▸ **Request A**
Please pull out every line of the listing below that contains the string "browser", treating uppercase and lowercase as different.

:: Source passage ::

The remedies provided for in this subsection with respect to any
Material Document Defect or Material Breach with respect to any Mortgage Loan
shall apply to the related REO Property.
If (x) a Defective Mortgage Loan is to be repurchased or replaced as
described above, (y) such Defective Mortgage Loan is part of a
Cross-Collateralized Group and (z) the applicable document defect or breach does
not constitute a Material Document Defect or Material Breach, as the case may
be, as to the other Mortgage Loan(s) that are a part of such
Cross-Collateralized Group (the "Other Crossed Loans") (without regard to this
paragraph), then the applicable Document Defect or Breach (as the case may be)
shall be deemed to constitute a Material Document Defect or Material Breach (as
the case may be) as to each such Other Crossed Loan for purposes of the above
provisions, and the Mortgage Loan Seller shall be obligated to repurchase or
replace each such Other Crossed Loan in accordance with the provisions above
unless, in the case of such Breach or Document Defect:
(A) the Mortgage Loan Seller (at its expense) delivers
or causes to be delivered to the Trustee an Opinion of Counsel to the
effect that its repurchase of only those Mortgage Loans as to which a
Material Breach has actually occurred without regard to the provisions of
this paragraph (the "Affected Loan(s)") and the operation of the remaining
provisions of this Section 5(a) will not result in an Adverse REMIC Event
with respect to any REMIC Pool, or an Adverse Grantor Event with respect
to either Grantor Trust Pool, under the Pooling and Servicing Agreement;
and
(B) both of the following conditions would be satisfied
if the Mortgage Loan Seller were to repurchase or replace only the
Affected Loans and not the Other Crossed Loans:
(i) the debt service coverage ratio for all such
Other Crossed Loan (excluding the Affected Loan(s)) for the four
calendar quarters immediately preceding the repurchase or
replacement is not less than the least of (A) 0.10x below the debt
service coverage ratio for the Cross-Collateralized Group (including
the Affected Loan(s)) set forth in Appendix B to the Prospectus
Supplement, (B) the debt service coverage ratio for the
Cross-Collateralized Group (including the Affected Loan(s)) for the
four preceding calendar quarters preceding the repurchase or
replacement and (C) 1.25x; and
(ii) the loan-to-value ratio for the Other Crossed
Loans is not greater than the greatest of (A) the loan-to-value
ratio, expressed as a whole
9
number (taken to one decimal place), for the Cross-Collateralized
Group (including the Affected Loan(s)) set forth in Appendix B to
the Prospectus Supplement plus 10%, (B) the loan-to-value ratio for
the Cross-Collateralized Group (including the Affected Loan(s)) at
the time of repurchase or replacement, and (C) 75%.

:::
:: Dataset entries ::

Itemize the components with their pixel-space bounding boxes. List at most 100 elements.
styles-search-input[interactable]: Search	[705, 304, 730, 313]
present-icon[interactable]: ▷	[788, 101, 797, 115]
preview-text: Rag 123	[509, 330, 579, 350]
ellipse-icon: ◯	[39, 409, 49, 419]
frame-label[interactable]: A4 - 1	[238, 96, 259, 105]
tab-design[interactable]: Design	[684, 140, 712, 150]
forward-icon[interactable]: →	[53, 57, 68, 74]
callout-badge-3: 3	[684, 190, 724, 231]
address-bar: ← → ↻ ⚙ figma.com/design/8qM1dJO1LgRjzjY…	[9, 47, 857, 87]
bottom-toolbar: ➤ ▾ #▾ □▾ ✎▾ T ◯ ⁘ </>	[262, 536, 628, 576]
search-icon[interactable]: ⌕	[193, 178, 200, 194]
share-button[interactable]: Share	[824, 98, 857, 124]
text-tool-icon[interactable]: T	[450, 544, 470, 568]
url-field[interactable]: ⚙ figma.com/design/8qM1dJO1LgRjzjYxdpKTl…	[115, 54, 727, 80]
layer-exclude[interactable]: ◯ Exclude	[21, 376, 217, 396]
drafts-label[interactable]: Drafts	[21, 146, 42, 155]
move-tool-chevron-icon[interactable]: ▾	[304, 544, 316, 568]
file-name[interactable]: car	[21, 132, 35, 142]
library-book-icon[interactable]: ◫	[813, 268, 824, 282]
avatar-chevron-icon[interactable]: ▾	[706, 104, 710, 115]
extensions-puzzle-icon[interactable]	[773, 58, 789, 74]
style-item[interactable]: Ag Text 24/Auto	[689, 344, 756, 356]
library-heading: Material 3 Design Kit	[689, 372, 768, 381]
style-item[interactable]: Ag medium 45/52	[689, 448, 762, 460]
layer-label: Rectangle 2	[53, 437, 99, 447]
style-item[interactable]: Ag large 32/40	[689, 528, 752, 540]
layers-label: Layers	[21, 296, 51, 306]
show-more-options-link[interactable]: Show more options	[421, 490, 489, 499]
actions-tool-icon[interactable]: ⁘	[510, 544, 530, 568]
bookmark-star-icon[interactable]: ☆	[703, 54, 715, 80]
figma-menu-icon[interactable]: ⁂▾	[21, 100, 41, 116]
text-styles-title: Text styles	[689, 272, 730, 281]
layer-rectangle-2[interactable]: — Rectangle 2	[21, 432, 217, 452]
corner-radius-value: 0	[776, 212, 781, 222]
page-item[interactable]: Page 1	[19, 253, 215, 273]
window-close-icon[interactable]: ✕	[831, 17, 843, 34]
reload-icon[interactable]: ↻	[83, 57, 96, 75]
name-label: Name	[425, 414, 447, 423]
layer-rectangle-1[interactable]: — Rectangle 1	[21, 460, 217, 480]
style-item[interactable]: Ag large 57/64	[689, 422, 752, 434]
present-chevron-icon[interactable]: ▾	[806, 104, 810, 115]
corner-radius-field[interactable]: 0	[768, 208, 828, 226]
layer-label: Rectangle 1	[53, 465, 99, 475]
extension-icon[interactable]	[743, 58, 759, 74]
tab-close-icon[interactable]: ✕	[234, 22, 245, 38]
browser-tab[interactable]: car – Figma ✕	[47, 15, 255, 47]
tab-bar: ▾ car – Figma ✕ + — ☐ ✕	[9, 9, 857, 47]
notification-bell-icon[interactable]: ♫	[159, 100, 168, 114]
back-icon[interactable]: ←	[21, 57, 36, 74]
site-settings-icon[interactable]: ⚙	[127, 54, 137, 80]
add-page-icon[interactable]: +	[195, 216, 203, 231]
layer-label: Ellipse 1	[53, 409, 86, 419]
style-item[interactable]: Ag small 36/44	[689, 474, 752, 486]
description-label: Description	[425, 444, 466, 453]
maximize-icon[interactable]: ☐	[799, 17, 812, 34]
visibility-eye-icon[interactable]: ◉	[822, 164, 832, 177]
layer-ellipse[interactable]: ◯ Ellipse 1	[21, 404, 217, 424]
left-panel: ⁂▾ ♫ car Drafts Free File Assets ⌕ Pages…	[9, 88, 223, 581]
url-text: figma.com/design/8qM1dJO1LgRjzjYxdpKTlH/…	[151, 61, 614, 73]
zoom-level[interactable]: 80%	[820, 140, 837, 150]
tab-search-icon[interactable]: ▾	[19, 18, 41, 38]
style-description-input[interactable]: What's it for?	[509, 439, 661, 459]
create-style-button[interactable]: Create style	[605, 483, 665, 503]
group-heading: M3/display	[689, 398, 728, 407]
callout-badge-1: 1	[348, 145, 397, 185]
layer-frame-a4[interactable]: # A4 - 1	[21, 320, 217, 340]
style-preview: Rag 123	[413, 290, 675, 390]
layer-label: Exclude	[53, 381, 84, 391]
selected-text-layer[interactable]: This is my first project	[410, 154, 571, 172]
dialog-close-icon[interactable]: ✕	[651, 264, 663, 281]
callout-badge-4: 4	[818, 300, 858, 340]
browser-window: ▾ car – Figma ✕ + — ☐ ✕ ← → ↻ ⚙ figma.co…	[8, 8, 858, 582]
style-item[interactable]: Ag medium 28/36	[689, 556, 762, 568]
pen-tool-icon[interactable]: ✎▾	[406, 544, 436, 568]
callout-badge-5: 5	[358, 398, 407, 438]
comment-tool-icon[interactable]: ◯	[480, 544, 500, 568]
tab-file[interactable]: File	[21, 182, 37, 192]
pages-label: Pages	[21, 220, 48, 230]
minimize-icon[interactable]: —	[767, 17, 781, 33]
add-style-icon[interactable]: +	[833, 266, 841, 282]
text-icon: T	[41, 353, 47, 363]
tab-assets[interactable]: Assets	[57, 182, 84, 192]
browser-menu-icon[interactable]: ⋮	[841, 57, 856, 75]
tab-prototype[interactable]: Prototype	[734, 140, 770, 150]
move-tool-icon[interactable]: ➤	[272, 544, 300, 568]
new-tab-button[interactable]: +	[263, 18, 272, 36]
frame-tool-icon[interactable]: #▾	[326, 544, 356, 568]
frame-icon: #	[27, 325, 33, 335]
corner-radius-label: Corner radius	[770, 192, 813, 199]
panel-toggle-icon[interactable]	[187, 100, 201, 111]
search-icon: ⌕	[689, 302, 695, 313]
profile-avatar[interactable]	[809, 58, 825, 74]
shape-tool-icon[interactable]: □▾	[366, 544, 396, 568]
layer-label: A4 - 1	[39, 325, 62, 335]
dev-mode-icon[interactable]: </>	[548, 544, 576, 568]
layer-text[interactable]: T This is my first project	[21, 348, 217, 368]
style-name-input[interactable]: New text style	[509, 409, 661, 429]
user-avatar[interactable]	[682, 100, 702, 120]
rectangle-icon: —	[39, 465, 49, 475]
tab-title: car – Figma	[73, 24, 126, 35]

:::

▸ **Request B**
Reproduce the crossed-loan repurchase passage above word for word, everything from "The remedies provided" down to "related REO Property.".

▸ **Written answer A**
browser-tab[interactable]: car – Figma ✕	[47, 15, 255, 47]
browser-window: ▾ car – Figma ✕ + — ☐ ✕ ← → ↻ ⚙ figma.co…	[8, 8, 858, 582]
browser-menu-icon[interactable]: ⋮	[841, 57, 856, 75]

▸ **Written answer B**
The remedies provided for in this subsection with respect to any
Material Document Defect or Material Breach with respect to any Mortgage Loan
shall apply to the related REO Property.